Data for the task:
* BEGIN *

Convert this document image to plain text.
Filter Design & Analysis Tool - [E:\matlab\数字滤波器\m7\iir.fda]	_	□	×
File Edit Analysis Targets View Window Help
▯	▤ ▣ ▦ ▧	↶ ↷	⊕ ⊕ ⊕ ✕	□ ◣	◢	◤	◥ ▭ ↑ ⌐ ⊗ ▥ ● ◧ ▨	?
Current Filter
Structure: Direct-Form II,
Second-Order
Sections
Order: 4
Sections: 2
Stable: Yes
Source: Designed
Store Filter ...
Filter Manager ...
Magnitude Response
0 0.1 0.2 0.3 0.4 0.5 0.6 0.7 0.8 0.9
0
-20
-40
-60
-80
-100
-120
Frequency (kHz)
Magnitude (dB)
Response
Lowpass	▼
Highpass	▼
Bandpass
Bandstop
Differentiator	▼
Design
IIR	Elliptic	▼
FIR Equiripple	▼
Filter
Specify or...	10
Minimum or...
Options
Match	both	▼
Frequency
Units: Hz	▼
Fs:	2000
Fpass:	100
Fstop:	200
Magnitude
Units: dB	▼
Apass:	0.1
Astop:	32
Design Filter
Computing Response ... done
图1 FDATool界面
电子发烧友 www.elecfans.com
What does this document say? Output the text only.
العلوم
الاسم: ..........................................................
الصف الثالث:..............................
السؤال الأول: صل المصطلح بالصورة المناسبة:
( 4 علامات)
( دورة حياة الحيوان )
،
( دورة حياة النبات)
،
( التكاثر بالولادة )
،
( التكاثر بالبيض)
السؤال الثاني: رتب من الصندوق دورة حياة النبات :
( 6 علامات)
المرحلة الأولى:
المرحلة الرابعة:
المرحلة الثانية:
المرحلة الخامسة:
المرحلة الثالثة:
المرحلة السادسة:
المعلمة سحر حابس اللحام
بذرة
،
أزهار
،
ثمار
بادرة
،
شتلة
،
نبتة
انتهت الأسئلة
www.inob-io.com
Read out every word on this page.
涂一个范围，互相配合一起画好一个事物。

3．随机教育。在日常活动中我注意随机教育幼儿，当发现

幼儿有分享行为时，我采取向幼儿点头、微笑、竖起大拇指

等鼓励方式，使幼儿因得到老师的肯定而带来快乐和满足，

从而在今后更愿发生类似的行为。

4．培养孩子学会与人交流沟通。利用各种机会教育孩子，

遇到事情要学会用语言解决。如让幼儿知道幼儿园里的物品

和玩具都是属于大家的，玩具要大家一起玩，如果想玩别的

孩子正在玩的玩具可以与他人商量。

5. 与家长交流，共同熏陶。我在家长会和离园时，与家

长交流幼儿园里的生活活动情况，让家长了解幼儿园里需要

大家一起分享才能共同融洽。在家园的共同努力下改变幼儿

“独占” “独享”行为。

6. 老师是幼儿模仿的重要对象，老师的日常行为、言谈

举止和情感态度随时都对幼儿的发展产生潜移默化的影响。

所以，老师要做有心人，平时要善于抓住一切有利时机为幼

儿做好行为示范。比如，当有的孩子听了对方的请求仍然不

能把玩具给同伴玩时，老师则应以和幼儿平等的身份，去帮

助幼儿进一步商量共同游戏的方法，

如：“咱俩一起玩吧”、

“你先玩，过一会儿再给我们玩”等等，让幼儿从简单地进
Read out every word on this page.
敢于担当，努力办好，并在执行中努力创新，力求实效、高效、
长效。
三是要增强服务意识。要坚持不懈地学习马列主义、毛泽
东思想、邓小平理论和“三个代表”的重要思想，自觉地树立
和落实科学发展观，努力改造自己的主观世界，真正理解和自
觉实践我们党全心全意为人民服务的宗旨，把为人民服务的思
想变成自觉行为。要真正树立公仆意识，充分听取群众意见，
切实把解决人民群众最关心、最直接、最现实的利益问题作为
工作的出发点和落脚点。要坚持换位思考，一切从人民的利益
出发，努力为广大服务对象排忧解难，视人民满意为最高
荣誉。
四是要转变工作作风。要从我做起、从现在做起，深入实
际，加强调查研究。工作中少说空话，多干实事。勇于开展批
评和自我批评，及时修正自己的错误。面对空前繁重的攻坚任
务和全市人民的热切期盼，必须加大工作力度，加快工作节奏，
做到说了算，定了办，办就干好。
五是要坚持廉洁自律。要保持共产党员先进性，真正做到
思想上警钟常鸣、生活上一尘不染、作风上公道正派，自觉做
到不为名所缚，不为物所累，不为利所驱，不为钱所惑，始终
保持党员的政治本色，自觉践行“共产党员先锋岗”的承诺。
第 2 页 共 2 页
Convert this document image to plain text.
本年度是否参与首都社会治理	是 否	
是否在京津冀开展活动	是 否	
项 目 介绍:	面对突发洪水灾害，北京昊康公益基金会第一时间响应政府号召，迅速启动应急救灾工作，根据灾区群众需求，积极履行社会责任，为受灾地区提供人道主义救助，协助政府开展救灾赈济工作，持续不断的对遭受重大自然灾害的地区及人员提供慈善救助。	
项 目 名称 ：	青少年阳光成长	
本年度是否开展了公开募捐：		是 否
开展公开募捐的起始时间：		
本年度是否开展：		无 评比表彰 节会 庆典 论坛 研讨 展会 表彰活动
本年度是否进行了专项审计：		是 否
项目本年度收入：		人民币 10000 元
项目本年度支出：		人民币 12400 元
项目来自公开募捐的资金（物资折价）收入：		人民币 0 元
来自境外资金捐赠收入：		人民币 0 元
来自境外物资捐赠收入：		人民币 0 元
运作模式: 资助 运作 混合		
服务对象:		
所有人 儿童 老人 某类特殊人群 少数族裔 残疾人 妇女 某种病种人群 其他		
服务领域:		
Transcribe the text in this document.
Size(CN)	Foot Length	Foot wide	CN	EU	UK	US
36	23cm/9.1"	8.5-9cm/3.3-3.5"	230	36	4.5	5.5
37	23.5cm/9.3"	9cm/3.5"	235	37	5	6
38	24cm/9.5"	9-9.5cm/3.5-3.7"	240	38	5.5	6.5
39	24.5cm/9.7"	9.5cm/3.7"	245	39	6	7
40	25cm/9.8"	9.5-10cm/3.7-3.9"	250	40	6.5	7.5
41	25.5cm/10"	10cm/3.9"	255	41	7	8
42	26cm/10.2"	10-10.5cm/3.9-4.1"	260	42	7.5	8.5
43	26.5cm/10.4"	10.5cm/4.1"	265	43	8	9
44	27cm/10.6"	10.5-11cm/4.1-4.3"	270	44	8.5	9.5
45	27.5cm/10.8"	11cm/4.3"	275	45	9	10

* END *

What to produce: Find every line that holds "Analysis" and copy it.

Task output:
Filter Design & Analysis Tool - [E:\matlab\数字滤波器\m7\iir.fda]	_	□	×
File Edit Analysis Targets View Window Help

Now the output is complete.